▸ What to work on
Without skipping anything, write out each record below exactly.

- - -

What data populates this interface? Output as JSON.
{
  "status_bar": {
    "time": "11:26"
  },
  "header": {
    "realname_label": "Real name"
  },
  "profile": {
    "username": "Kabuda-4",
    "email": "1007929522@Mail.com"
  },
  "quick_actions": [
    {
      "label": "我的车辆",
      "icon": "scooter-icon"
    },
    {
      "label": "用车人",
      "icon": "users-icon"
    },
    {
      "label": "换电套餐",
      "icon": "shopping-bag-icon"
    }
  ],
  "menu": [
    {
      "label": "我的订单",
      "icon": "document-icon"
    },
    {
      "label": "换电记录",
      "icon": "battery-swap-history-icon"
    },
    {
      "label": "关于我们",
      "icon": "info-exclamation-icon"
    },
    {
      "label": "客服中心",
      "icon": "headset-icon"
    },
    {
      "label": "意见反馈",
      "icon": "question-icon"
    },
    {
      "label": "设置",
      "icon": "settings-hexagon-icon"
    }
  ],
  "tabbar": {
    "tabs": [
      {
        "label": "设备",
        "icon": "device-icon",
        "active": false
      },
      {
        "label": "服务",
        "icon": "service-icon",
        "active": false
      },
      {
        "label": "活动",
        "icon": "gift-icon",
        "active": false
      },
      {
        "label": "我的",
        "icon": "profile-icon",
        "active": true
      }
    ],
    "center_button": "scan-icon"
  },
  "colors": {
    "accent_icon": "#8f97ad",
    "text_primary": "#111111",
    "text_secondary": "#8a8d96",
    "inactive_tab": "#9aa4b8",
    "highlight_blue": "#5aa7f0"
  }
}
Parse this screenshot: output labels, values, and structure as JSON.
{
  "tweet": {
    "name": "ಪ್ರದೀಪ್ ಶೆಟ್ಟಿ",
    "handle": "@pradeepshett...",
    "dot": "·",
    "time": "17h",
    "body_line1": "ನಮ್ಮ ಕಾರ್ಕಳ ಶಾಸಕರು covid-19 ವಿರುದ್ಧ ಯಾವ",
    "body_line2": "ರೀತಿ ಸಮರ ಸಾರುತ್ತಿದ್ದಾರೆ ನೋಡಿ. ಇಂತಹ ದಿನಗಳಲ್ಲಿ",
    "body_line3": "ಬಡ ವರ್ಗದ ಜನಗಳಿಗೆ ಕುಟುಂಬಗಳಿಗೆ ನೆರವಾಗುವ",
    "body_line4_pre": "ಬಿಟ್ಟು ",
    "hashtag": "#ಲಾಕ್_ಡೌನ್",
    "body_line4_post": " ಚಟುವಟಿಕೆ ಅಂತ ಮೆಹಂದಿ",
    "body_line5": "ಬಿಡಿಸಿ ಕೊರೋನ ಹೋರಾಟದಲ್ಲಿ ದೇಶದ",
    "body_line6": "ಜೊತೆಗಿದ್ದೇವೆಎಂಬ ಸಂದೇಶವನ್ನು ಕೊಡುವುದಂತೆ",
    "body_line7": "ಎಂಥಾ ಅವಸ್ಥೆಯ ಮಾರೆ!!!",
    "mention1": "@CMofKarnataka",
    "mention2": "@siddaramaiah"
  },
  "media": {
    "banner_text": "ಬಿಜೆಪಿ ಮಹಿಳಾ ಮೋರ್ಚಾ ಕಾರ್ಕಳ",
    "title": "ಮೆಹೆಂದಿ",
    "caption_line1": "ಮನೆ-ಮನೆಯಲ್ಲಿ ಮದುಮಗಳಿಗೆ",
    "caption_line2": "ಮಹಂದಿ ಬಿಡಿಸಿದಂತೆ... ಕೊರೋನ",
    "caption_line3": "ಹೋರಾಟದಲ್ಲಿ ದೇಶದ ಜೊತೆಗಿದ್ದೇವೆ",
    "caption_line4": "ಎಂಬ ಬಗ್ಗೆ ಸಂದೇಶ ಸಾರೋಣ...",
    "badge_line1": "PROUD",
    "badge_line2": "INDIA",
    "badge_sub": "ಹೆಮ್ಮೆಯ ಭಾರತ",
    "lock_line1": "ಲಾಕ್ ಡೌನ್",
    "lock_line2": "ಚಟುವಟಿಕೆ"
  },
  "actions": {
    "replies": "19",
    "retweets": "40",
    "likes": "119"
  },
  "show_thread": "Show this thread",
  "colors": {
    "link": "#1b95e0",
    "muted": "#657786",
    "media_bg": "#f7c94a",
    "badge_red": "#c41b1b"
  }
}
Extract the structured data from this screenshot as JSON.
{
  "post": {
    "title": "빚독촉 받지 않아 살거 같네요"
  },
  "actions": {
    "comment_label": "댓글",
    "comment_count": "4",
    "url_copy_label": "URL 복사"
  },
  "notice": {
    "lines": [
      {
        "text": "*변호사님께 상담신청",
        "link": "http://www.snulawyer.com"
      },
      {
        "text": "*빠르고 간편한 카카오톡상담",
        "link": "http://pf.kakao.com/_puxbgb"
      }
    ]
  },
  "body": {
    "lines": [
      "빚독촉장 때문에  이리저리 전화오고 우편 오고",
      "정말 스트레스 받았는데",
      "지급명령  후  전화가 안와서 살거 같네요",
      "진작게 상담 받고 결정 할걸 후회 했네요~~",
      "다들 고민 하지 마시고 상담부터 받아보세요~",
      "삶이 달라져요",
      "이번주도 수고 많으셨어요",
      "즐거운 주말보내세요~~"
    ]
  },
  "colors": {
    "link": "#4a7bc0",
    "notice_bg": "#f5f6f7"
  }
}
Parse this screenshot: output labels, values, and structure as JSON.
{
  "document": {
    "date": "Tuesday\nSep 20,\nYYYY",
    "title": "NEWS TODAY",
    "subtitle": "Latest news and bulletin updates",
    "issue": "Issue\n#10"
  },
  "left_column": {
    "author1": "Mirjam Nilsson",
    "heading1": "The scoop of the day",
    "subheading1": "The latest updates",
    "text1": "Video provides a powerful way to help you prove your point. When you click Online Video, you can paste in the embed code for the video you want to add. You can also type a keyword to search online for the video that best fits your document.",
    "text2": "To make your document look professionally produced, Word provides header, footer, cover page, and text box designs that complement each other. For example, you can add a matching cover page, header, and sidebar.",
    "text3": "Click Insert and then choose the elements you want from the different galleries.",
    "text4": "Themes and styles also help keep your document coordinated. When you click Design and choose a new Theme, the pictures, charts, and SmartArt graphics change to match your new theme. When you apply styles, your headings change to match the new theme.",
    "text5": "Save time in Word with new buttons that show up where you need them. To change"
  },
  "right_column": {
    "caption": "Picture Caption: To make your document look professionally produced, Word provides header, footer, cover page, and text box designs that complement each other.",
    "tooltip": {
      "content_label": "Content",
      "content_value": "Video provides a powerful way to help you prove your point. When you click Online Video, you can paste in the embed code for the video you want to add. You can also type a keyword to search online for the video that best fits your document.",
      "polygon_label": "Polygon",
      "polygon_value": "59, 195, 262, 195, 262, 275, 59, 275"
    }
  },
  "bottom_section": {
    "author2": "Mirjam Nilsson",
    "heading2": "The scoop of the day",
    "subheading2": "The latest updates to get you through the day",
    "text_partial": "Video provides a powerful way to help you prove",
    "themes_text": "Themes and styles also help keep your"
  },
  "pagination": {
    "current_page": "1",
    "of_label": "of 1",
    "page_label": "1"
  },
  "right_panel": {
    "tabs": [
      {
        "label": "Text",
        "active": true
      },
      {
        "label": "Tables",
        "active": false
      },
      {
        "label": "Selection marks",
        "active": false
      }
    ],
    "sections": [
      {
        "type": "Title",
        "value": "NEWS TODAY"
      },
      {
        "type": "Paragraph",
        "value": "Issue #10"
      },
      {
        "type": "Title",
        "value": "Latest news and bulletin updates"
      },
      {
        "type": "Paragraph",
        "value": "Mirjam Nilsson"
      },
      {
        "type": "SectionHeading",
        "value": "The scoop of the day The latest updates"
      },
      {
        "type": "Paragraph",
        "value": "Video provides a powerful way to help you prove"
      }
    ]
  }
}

- - -

▸ Response to the task
What data populates this interface? Output as JSON.
{
  "status_bar": {
    "time": "11:26"
  },
  "header": {
    "realname_label": "Real name"
  },
  "profile": {
    "username": "Kabuda-4",
    "email": "1007929522@Mail.com"
  },
  "quick_actions": [
    {
      "label": "我的车辆",
      "icon": "scooter-icon"
    },
    {
      "label": "用车人",
      "icon": "users-icon"
    },
    {
      "label": "换电套餐",
      "icon": "shopping-bag-icon"
    }
  ],
  "menu": [
    {
      "label": "我的订单",
      "icon": "document-icon"
    },
    {
      "label": "换电记录",
      "icon": "battery-swap-history-icon"
    },
    {
      "label": "关于我们",
      "icon": "info-exclamation-icon"
    },
    {
      "label": "客服中心",
      "icon": "headset-icon"
    },
    {
      "label": "意见反馈",
      "icon": "question-icon"
    },
    {
      "label": "设置",
      "icon": "settings-hexagon-icon"
    }
  ],
  "tabbar": {
    "tabs": [
      {
        "label": "设备",
        "icon": "device-icon",
        "active": false
      },
      {
        "label": "服务",
        "icon": "service-icon",
        "active": false
      },
      {
        "label": "活动",
        "icon": "gift-icon",
        "active": false
      },
      {
        "label": "我的",
        "icon": "profile-icon",
        "active": true
      }
    ],
    "center_button": "scan-icon"
  },
  "colors": {
    "accent_icon": "#8f97ad",
    "text_primary": "#111111",
    "text_secondary": "#8a8d96",
    "inactive_tab": "#9aa4b8",
    "highlight_blue": "#5aa7f0"
  }
}
Parse this screenshot: output labels, values, and structure as JSON.
{
  "tweet": {
    "name": "ಪ್ರದೀಪ್ ಶೆಟ್ಟಿ",
    "handle": "@pradeepshett...",
    "dot": "·",
    "time": "17h",
    "body_line1": "ನಮ್ಮ ಕಾರ್ಕಳ ಶಾಸಕರು covid-19 ವಿರುದ್ಧ ಯಾವ",
    "body_line2": "ರೀತಿ ಸಮರ ಸಾರುತ್ತಿದ್ದಾರೆ ನೋಡಿ. ಇಂತಹ ದಿನಗಳಲ್ಲಿ",
    "body_line3": "ಬಡ ವರ್ಗದ ಜನಗಳಿಗೆ ಕುಟುಂಬಗಳಿಗೆ ನೆರವಾಗುವ",
    "body_line4_pre": "ಬಿಟ್ಟು ",
    "hashtag": "#ಲಾಕ್_ಡೌನ್",
    "body_line4_post": " ಚಟುವಟಿಕೆ ಅಂತ ಮೆಹಂದಿ",
    "body_line5": "ಬಿಡಿಸಿ ಕೊರೋನ ಹೋರಾಟದಲ್ಲಿ ದೇಶದ",
    "body_line6": "ಜೊತೆಗಿದ್ದೇವೆಎಂಬ ಸಂದೇಶವನ್ನು ಕೊಡುವುದಂತೆ",
    "body_line7": "ಎಂಥಾ ಅವಸ್ಥೆಯ ಮಾರೆ!!!",
    "mention1": "@CMofKarnataka",
    "mention2": "@siddaramaiah"
  },
  "media": {
    "banner_text": "ಬಿಜೆಪಿ ಮಹಿಳಾ ಮೋರ್ಚಾ ಕಾರ್ಕಳ",
    "title": "ಮೆಹೆಂದಿ",
    "caption_line1": "ಮನೆ-ಮನೆಯಲ್ಲಿ ಮದುಮಗಳಿಗೆ",
    "caption_line2": "ಮಹಂದಿ ಬಿಡಿಸಿದಂತೆ... ಕೊರೋನ",
    "caption_line3": "ಹೋರಾಟದಲ್ಲಿ ದೇಶದ ಜೊತೆಗಿದ್ದೇವೆ",
    "caption_line4": "ಎಂಬ ಬಗ್ಗೆ ಸಂದೇಶ ಸಾರೋಣ...",
    "badge_line1": "PROUD",
    "badge_line2": "INDIA",
    "badge_sub": "ಹೆಮ್ಮೆಯ ಭಾರತ",
    "lock_line1": "ಲಾಕ್ ಡೌನ್",
    "lock_line2": "ಚಟುವಟಿಕೆ"
  },
  "actions": {
    "replies": "19",
    "retweets": "40",
    "likes": "119"
  },
  "show_thread": "Show this thread",
  "colors": {
    "link": "#1b95e0",
    "muted": "#657786",
    "media_bg": "#f7c94a",
    "badge_red": "#c41b1b"
  }
}
Extract the structured data from this screenshot as JSON.
{
  "post": {
    "title": "빚독촉 받지 않아 살거 같네요"
  },
  "actions": {
    "comment_label": "댓글",
    "comment_count": "4",
    "url_copy_label": "URL 복사"
  },
  "notice": {
    "lines": [
      {
        "text": "*변호사님께 상담신청",
        "link": "http://www.snulawyer.com"
      },
      {
        "text": "*빠르고 간편한 카카오톡상담",
        "link": "http://pf.kakao.com/_puxbgb"
      }
    ]
  },
  "body": {
    "lines": [
      "빚독촉장 때문에  이리저리 전화오고 우편 오고",
      "정말 스트레스 받았는데",
      "지급명령  후  전화가 안와서 살거 같네요",
      "진작게 상담 받고 결정 할걸 후회 했네요~~",
      "다들 고민 하지 마시고 상담부터 받아보세요~",
      "삶이 달라져요",
      "이번주도 수고 많으셨어요",
      "즐거운 주말보내세요~~"
    ]
  },
  "colors": {
    "link": "#4a7bc0",
    "notice_bg": "#f5f6f7"
  }
}
Parse this screenshot: output labels, values, and structure as JSON.
{
  "document": {
    "date": "Tuesday\nSep 20,\nYYYY",
    "title": "NEWS TODAY",
    "subtitle": "Latest news and bulletin updates",
    "issue": "Issue\n#10"
  },
  "left_column": {
    "author1": "Mirjam Nilsson",
    "heading1": "The scoop of the day",
    "subheading1": "The latest updates",
    "text1": "Video provides a powerful way to help you prove your point. When you click Online Video, you can paste in the embed code for the video you want to add. You can also type a keyword to search online for the video that best fits your document.",
    "text2": "To make your document look professionally produced, Word provides header, footer, cover page, and text box designs that complement each other. For example, you can add a matching cover page, header, and sidebar.",
    "text3": "Click Insert and then choose the elements you want from the different galleries.",
    "text4": "Themes and styles also help keep your document coordinated. When you click Design and choose a new Theme, the pictures, charts, and SmartArt graphics change to match your new theme. When you apply styles, your headings change to match the new theme.",
    "text5": "Save time in Word with new buttons that show up where you need them. To change"
  },
  "right_column": {
    "caption": "Picture Caption: To make your document look professionally produced, Word provides header, footer, cover page, and text box designs that complement each other.",
    "tooltip": {
      "content_label": "Content",
      "content_value": "Video provides a powerful way to help you prove your point. When you click Online Video, you can paste in the embed code for the video you want to add. You can also type a keyword to search online for the video that best fits your document.",
      "polygon_label": "Polygon",
      "polygon_value": "59, 195, 262, 195, 262, 275, 59, 275"
    }
  },
  "bottom_section": {
    "author2": "Mirjam Nilsson",
    "heading2": "The scoop of the day",
    "subheading2": "The latest updates to get you through the day",
    "text_partial": "Video provides a powerful way to help you prove",
    "themes_text": "Themes and styles also help keep your"
  },
  "pagination": {
    "current_page": "1",
    "of_label": "of 1",
    "page_label": "1"
  },
  "right_panel": {
    "tabs": [
      {
        "label": "Text",
        "active": true
      },
      {
        "label": "Tables",
        "active": false
      },
      {
        "label": "Selection marks",
        "active": false
      }
    ],
    "sections": [
      {
        "type": "Title",
        "value": "NEWS TODAY"
      },
      {
        "type": "Paragraph",
        "value": "Issue #10"
      },
      {
        "type": "Title",
        "value": "Latest news and bulletin updates"
      },
      {
        "type": "Paragraph",
        "value": "Mirjam Nilsson"
      },
      {
        "type": "SectionHeading",
        "value": "The scoop of the day The latest updates"
      },
      {
        "type": "Paragraph",
        "value": "Video provides a powerful way to help you prove"
      }
    ]
  }
}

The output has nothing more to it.